Part of a data file:
· · · ·
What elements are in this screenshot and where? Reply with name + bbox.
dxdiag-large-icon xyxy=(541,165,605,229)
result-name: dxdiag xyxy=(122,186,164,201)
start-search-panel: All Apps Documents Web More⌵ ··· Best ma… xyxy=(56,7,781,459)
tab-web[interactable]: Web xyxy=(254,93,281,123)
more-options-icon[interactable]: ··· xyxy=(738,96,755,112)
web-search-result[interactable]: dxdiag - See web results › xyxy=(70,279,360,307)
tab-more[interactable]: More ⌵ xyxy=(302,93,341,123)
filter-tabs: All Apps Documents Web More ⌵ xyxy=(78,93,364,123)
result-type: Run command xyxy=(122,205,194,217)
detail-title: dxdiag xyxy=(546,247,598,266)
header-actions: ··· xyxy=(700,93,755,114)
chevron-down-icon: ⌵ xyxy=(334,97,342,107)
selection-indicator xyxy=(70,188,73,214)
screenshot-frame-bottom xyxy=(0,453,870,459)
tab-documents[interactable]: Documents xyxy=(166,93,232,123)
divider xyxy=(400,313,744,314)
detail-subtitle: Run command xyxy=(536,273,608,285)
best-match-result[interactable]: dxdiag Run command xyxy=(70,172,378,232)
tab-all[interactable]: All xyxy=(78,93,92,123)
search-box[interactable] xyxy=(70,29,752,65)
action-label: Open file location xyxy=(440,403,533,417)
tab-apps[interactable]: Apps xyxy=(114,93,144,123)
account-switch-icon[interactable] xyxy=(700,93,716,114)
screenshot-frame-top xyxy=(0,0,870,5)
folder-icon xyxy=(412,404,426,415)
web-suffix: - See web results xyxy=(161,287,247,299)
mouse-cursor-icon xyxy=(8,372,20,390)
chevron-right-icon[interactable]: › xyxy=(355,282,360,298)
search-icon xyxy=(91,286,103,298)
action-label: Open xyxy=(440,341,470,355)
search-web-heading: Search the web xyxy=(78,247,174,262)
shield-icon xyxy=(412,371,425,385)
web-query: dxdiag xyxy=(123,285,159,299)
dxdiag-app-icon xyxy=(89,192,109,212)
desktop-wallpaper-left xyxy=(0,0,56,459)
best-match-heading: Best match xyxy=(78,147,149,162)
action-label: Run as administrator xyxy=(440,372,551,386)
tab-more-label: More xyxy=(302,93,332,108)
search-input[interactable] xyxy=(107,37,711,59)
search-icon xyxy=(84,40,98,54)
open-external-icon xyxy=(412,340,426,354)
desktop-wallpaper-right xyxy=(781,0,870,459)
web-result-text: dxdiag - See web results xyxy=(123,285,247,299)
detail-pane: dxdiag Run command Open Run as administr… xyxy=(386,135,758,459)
· · · ·
TO DO: Can you copy the items word for word, starting at the first line and stopping after the line that contains "tab-web[interactable]: Web xyxy=(254,93,281,123)"?

COMPLETE OUTPUT:
What elements are in this screenshot and where? Reply with name + bbox.
dxdiag-large-icon xyxy=(541,165,605,229)
result-name: dxdiag xyxy=(122,186,164,201)
start-search-panel: All Apps Documents Web More⌵ ··· Best ma… xyxy=(56,7,781,459)
tab-web[interactable]: Web xyxy=(254,93,281,123)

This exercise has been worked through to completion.